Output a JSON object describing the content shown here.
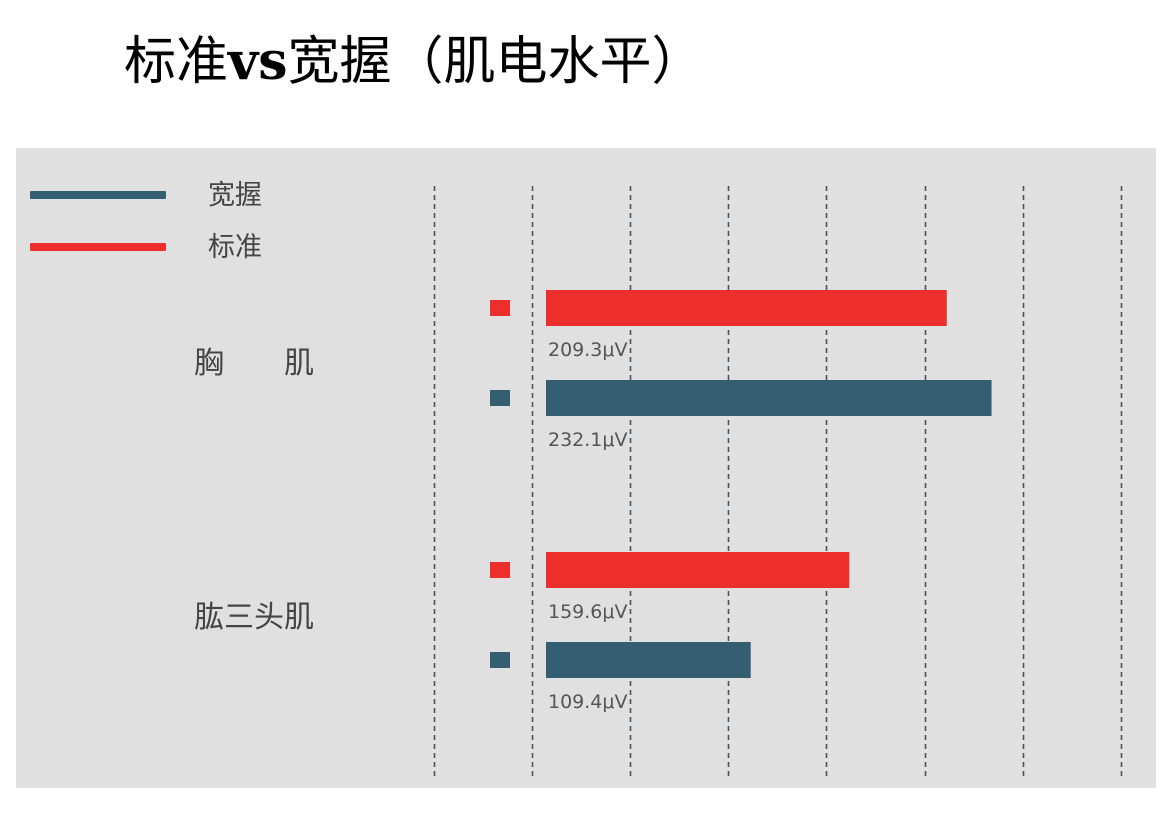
{
  "title": {
    "part1": "标准",
    "part2": "vs",
    "part3": "宽握（肌电水平）"
  },
  "colors": {
    "wide": "#345e72",
    "standard": "#ec2e2c",
    "grid": "#3f5869",
    "panel": "#e0e0e0"
  },
  "chart_data": {
    "type": "bar",
    "orientation": "horizontal",
    "categories": [
      "胸　　肌",
      "肱三头肌"
    ],
    "series": [
      {
        "name": "标准",
        "key": "standard",
        "values": [
          209.3,
          159.6
        ],
        "labels": [
          "209.3μV",
          "159.6μV"
        ]
      },
      {
        "name": "宽握",
        "key": "wide",
        "values": [
          232.1,
          109.4
        ],
        "labels": [
          "232.1μV",
          "109.4μV"
        ]
      }
    ],
    "legend": [
      {
        "name": "宽握",
        "key": "wide"
      },
      {
        "name": "标准",
        "key": "standard"
      }
    ],
    "legend_position": "top-left",
    "unit": "μV",
    "xlim": [
      0,
      350
    ],
    "grid": true,
    "gridlines": [
      -50,
      0,
      50,
      100,
      150,
      200,
      250,
      300,
      350
    ]
  }
}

-- Work to be completed --
Scan the data above and copy every line with "standard" in it.

-- Response to this task --
    "standard": "#ec2e2c",
        "key": "standard",
        "key": "standard"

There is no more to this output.